What you have to do ▸ Quote the entries word for word. Omit the pictures.

Source records:
▬▬▬
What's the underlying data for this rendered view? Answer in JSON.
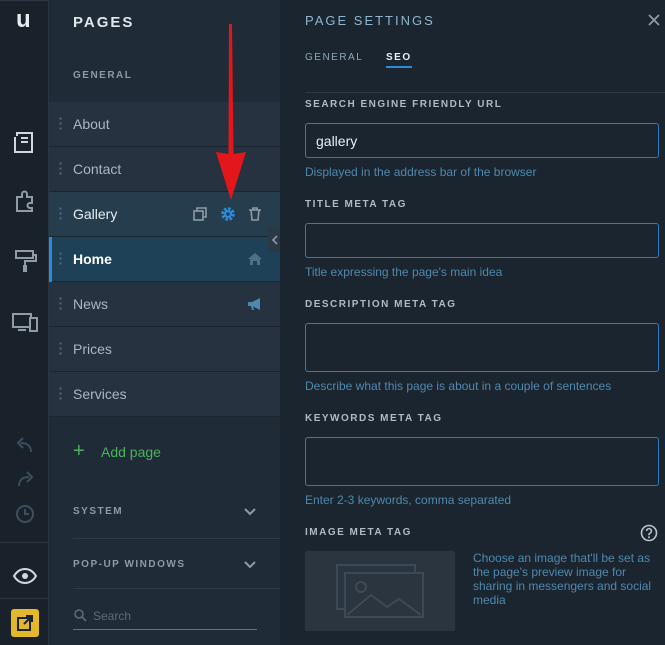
{
  "rail": {
    "logo": "u",
    "icons": [
      "pages-icon",
      "plugins-icon",
      "design-icon",
      "devices-icon",
      "undo-icon",
      "redo-icon",
      "history-icon",
      "preview-icon",
      "publish-icon"
    ]
  },
  "pages_panel": {
    "title": "PAGES",
    "general_label": "GENERAL",
    "items": [
      {
        "label": "About"
      },
      {
        "label": "Contact"
      },
      {
        "label": "Gallery"
      },
      {
        "label": "Home"
      },
      {
        "label": "News"
      },
      {
        "label": "Prices"
      },
      {
        "label": "Services"
      }
    ],
    "add_page_label": "Add page",
    "system_label": "SYSTEM",
    "popup_label": "POP-UP WINDOWS",
    "search_placeholder": "Search"
  },
  "settings": {
    "title": "PAGE SETTINGS",
    "tabs": {
      "general": "GENERAL",
      "seo": "SEO"
    },
    "url_label": "SEARCH ENGINE FRIENDLY URL",
    "url_value": "gallery",
    "url_hint": "Displayed in the address bar of the browser",
    "title_label": "TITLE META TAG",
    "title_value": "",
    "title_hint": "Title expressing the page's main idea",
    "desc_label": "DESCRIPTION META TAG",
    "desc_value": "",
    "desc_hint": "Describe what this page is about in a couple of sentences",
    "keywords_label": "KEYWORDS META TAG",
    "keywords_value": "",
    "keywords_hint": "Enter 2-3 keywords, comma separated",
    "image_label": "IMAGE META TAG",
    "image_hint": "Choose an image that'll be set as the page's preview image for sharing in messengers and social media"
  },
  "colors": {
    "accent": "#2f8bd6",
    "add": "#4cb35c",
    "arrow": "#e3171b",
    "publish": "#e3b82b"
  }
}
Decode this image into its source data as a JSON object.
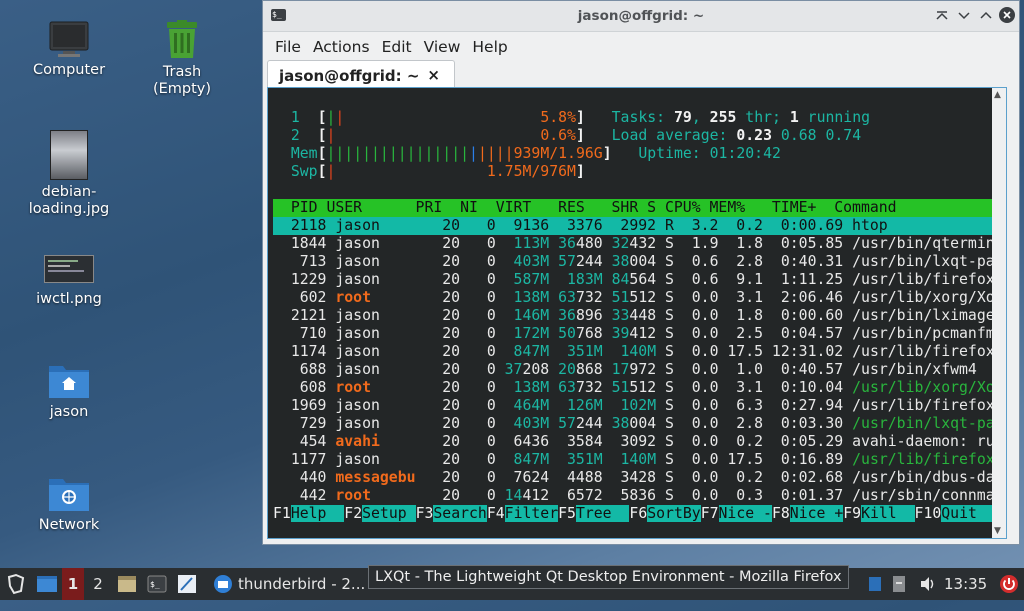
▬▬▬
Result for this task ▸
What's the underlying data for this rendered view? Answer in JSON.
{
  "rail": {
    "logo": "u",
    "icons": [
      "pages-icon",
      "plugins-icon",
      "design-icon",
      "devices-icon",
      "undo-icon",
      "redo-icon",
      "history-icon",
      "preview-icon",
      "publish-icon"
    ]
  },
  "pages_panel": {
    "title": "PAGES",
    "general_label": "GENERAL",
    "items": [
      {
        "label": "About"
      },
      {
        "label": "Contact"
      },
      {
        "label": "Gallery"
      },
      {
        "label": "Home"
      },
      {
        "label": "News"
      },
      {
        "label": "Prices"
      },
      {
        "label": "Services"
      }
    ],
    "add_page_label": "Add page",
    "system_label": "SYSTEM",
    "popup_label": "POP-UP WINDOWS",
    "search_placeholder": "Search"
  },
  "settings": {
    "title": "PAGE SETTINGS",
    "tabs": {
      "general": "GENERAL",
      "seo": "SEO"
    },
    "url_label": "SEARCH ENGINE FRIENDLY URL",
    "url_value": "gallery",
    "url_hint": "Displayed in the address bar of the browser",
    "title_label": "TITLE META TAG",
    "title_value": "",
    "title_hint": "Title expressing the page's main idea",
    "desc_label": "DESCRIPTION META TAG",
    "desc_value": "",
    "desc_hint": "Describe what this page is about in a couple of sentences",
    "keywords_label": "KEYWORDS META TAG",
    "keywords_value": "",
    "keywords_hint": "Enter 2-3 keywords, comma separated",
    "image_label": "IMAGE META TAG",
    "image_hint": "Choose an image that'll be set as the page's preview image for sharing in messengers and social media"
  },
  "colors": {
    "accent": "#2f8bd6",
    "add": "#4cb35c",
    "arrow": "#e3171b",
    "publish": "#e3b82b"
  }
}
Decode this image into its source data as a JSON object.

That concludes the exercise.